**Exercise:** Which lines in the records below contain the word "document"? Copy each of them.

>> BEGIN Provided entries

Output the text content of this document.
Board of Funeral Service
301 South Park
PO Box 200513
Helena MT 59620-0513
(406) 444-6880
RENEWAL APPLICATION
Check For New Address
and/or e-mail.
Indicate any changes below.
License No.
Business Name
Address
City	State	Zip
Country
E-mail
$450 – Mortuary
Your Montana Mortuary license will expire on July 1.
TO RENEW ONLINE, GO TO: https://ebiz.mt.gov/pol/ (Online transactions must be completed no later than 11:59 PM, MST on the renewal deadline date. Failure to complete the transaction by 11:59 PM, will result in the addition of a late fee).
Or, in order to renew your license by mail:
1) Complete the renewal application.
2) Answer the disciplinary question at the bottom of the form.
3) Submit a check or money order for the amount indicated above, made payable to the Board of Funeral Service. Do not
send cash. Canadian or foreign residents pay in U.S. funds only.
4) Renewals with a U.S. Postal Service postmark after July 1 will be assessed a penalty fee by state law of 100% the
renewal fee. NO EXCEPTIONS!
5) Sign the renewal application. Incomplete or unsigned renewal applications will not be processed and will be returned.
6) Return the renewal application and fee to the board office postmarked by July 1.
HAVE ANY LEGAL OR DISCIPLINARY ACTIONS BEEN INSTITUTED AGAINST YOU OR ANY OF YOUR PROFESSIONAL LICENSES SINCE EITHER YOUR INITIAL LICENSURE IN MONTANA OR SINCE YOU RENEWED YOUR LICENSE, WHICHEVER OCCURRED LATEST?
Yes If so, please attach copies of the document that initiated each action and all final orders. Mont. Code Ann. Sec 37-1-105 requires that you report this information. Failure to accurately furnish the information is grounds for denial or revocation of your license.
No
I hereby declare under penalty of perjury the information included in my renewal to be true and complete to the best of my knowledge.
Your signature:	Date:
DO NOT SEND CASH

>> END Provided entries
>> BEGIN Provided entries

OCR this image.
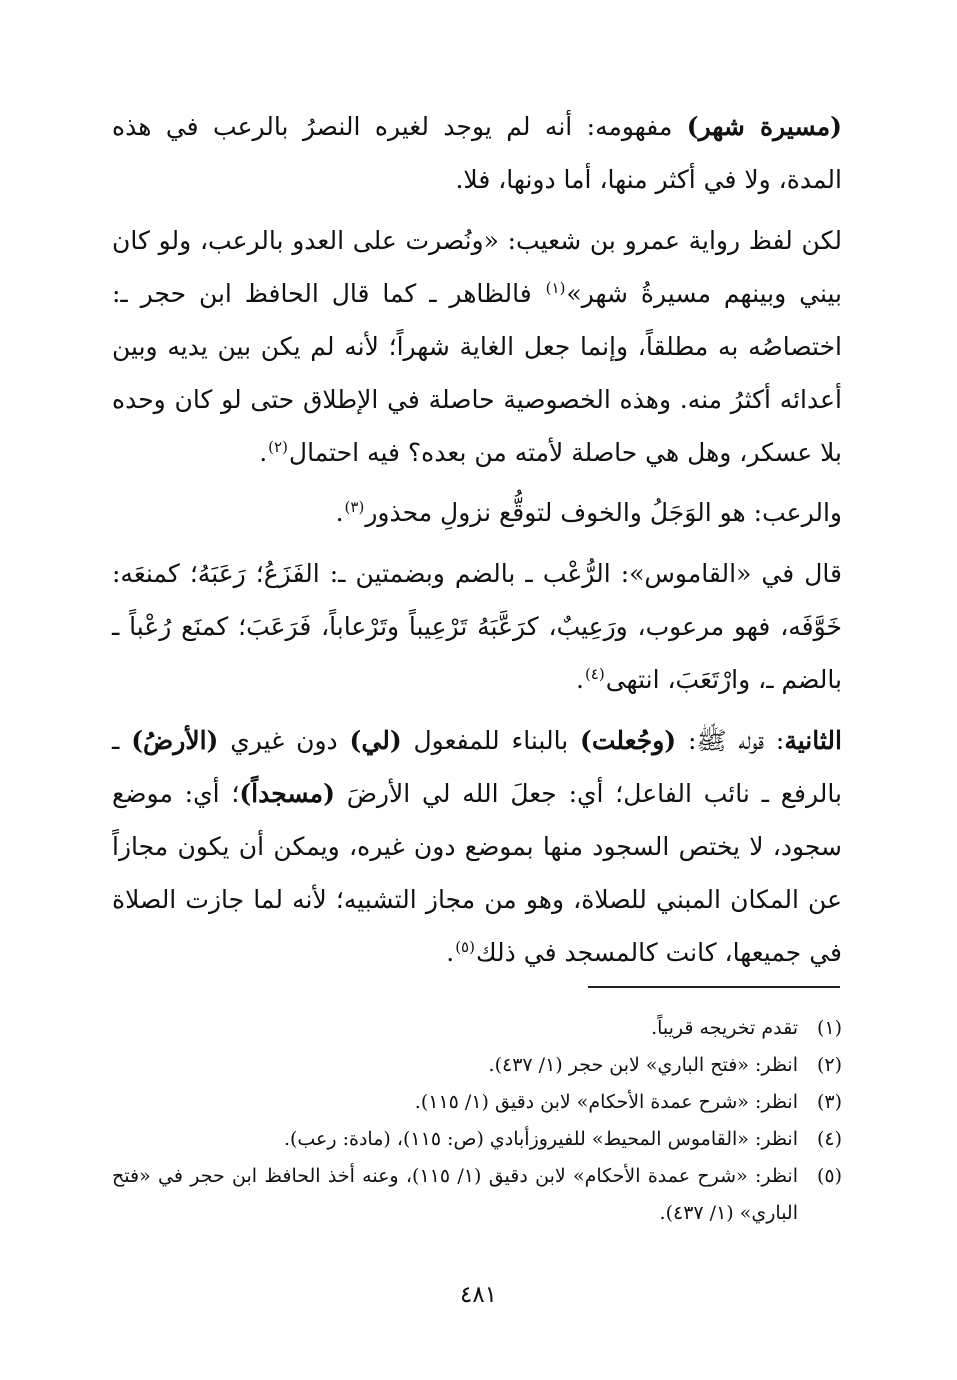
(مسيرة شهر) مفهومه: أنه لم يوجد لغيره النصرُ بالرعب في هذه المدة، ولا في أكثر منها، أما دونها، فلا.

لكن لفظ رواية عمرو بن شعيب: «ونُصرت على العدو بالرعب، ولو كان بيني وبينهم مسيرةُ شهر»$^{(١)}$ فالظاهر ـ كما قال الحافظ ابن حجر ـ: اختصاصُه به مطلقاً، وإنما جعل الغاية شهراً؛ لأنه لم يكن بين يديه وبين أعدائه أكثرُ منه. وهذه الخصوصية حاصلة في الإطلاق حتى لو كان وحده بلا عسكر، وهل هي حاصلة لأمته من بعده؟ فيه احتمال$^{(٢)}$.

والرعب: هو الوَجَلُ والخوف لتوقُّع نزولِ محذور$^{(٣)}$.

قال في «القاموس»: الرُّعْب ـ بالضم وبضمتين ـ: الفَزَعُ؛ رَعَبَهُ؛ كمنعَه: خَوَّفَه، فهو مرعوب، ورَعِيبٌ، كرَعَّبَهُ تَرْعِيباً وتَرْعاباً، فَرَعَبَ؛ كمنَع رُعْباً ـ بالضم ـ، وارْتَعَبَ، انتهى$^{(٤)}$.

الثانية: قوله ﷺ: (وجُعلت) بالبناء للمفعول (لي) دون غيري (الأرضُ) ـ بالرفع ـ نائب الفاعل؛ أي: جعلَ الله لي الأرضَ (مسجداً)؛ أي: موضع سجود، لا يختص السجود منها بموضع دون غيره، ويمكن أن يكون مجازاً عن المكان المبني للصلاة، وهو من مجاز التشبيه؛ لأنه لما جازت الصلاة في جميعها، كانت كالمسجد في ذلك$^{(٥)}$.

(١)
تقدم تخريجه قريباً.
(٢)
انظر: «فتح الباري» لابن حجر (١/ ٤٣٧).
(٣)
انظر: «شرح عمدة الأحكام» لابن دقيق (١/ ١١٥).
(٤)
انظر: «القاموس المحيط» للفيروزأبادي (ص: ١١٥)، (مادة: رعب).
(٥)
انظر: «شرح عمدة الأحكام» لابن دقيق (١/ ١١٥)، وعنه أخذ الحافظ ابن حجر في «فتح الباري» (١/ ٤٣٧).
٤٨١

>> END Provided entries

**Answer in full:**
Output the text content of this document.
Yes If so, please attach copies of the document that initiated each action and all final orders. Mont. Code Ann. Sec 37-1-105 requires that you report this information. Failure to accurately furnish the information is grounds for denial or revocation of your license.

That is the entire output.